RAW RECORDS start

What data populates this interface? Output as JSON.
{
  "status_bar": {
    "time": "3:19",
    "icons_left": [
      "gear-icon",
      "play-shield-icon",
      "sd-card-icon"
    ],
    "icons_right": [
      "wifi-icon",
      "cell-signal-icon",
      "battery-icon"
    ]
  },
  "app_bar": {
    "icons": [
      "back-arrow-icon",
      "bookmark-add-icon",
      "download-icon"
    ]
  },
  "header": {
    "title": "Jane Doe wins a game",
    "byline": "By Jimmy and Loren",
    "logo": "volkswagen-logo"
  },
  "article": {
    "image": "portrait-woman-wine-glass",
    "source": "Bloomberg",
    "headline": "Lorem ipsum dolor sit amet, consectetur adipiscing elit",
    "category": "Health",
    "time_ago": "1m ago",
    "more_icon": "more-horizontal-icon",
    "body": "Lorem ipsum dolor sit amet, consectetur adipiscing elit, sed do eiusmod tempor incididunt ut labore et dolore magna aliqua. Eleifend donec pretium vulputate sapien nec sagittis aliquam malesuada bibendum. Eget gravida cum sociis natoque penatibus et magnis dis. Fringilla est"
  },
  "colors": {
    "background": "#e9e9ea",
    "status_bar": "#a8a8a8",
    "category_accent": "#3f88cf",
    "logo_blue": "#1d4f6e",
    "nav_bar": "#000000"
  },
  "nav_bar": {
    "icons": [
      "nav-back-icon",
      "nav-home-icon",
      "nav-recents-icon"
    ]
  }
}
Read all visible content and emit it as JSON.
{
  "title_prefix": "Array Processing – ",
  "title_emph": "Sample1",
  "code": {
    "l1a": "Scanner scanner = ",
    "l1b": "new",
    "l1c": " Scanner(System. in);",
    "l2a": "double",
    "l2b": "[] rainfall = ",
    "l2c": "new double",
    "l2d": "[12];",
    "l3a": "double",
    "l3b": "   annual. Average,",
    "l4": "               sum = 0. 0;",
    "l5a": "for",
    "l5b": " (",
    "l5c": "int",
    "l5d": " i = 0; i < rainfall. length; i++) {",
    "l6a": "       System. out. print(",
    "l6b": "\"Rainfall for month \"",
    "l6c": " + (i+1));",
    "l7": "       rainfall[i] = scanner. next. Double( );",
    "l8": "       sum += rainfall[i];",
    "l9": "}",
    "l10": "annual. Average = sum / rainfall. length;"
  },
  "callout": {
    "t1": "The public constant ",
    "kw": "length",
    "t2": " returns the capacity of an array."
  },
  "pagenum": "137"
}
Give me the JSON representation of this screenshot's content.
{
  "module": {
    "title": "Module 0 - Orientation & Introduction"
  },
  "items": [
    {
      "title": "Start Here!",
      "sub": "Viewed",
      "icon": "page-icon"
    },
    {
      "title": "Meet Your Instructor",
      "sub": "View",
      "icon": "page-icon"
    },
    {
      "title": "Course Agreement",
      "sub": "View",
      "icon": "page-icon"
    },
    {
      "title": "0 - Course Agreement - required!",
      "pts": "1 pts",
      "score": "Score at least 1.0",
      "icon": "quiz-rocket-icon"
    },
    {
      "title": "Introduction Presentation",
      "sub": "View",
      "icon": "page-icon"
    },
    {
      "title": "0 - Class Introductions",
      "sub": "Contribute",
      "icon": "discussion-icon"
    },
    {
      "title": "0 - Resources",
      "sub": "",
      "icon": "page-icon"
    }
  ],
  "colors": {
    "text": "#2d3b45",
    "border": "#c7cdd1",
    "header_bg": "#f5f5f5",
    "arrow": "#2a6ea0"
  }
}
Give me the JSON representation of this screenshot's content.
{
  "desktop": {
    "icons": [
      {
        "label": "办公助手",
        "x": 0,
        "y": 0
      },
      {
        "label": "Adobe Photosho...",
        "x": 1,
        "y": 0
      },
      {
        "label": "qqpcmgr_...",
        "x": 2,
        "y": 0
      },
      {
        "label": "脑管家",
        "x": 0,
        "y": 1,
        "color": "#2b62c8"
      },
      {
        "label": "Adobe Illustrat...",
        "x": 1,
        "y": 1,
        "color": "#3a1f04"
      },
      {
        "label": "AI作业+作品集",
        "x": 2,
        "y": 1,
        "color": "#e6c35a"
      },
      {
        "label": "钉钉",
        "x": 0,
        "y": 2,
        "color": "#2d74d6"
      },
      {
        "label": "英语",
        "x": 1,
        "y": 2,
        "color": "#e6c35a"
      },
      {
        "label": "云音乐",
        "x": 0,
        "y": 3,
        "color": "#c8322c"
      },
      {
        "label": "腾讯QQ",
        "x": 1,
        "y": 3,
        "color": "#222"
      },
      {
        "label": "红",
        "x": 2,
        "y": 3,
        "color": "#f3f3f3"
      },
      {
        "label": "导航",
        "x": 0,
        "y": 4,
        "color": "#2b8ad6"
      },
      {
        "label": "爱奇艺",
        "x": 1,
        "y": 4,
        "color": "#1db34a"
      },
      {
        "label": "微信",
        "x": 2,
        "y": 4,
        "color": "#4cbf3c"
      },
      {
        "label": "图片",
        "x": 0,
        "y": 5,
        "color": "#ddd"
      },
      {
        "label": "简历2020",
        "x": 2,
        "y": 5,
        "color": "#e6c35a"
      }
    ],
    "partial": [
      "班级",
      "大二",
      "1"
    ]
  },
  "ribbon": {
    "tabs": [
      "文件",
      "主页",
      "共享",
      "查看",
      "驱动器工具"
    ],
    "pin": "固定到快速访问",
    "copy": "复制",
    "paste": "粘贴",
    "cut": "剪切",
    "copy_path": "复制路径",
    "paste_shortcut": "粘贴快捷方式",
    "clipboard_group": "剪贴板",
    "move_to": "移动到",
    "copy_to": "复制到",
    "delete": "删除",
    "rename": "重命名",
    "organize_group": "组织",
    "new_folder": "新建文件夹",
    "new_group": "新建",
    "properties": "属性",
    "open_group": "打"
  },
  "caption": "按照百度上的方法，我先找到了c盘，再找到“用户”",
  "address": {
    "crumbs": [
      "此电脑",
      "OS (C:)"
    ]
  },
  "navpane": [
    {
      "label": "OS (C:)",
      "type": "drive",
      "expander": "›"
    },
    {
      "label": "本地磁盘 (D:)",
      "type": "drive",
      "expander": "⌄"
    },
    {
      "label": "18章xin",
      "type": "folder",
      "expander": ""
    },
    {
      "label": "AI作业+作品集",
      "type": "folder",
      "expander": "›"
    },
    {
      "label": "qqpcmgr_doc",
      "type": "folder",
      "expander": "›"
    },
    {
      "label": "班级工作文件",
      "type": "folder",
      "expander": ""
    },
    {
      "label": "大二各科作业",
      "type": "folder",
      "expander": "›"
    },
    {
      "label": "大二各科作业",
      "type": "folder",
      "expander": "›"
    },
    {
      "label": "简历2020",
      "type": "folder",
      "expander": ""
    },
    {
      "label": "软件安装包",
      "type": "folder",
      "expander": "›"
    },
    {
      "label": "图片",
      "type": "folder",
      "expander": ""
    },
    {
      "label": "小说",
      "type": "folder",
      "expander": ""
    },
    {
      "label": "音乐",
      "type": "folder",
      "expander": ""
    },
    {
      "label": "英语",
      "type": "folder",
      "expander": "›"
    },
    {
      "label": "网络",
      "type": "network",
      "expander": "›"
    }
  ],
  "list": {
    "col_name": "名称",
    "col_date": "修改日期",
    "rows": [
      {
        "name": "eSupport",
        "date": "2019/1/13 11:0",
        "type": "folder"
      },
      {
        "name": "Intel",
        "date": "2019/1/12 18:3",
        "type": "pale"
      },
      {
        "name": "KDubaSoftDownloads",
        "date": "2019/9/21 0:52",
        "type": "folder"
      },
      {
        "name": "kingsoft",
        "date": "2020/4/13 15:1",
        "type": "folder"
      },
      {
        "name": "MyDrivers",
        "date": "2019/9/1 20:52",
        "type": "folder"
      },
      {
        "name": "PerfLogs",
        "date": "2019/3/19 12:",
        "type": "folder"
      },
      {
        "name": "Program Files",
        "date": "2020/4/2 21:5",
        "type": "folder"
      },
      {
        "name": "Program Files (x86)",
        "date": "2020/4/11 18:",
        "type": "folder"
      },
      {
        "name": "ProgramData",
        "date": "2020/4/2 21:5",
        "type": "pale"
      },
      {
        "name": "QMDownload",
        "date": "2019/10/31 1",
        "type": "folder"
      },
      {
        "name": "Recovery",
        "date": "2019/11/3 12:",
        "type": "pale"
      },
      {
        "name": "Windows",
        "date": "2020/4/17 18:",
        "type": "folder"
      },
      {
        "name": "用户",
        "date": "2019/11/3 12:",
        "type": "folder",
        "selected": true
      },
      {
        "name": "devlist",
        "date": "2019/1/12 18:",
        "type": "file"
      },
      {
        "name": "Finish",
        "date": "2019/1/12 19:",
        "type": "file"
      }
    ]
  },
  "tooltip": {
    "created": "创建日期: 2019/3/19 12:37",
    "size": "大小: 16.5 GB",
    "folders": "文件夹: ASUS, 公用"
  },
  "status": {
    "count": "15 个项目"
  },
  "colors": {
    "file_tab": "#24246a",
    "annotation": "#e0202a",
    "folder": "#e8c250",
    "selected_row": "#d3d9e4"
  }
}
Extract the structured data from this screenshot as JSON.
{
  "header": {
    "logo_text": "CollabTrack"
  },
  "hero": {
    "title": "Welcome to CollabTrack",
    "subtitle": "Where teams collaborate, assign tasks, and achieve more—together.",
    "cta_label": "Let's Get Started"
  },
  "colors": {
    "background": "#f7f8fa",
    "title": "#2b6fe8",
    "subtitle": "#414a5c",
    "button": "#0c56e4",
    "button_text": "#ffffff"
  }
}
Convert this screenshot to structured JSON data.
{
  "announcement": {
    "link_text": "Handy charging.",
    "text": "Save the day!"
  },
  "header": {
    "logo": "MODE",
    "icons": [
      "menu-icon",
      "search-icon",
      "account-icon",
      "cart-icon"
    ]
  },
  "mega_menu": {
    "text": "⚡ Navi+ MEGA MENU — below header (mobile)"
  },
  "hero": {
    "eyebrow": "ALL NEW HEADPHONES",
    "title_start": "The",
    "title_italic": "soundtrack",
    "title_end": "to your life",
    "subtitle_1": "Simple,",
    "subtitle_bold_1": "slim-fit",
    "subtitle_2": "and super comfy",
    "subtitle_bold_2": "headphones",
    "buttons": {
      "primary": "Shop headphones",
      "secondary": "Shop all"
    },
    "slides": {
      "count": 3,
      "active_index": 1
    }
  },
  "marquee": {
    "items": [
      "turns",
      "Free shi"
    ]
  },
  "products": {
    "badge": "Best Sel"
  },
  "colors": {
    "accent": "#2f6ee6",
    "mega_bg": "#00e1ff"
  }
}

RAW RECORDS end

CHALLENGE >> Among the entries above, how many lines include the word "screenshot"? Give the number with no comment.

SOLUTION TO THE PROBLEM >> 4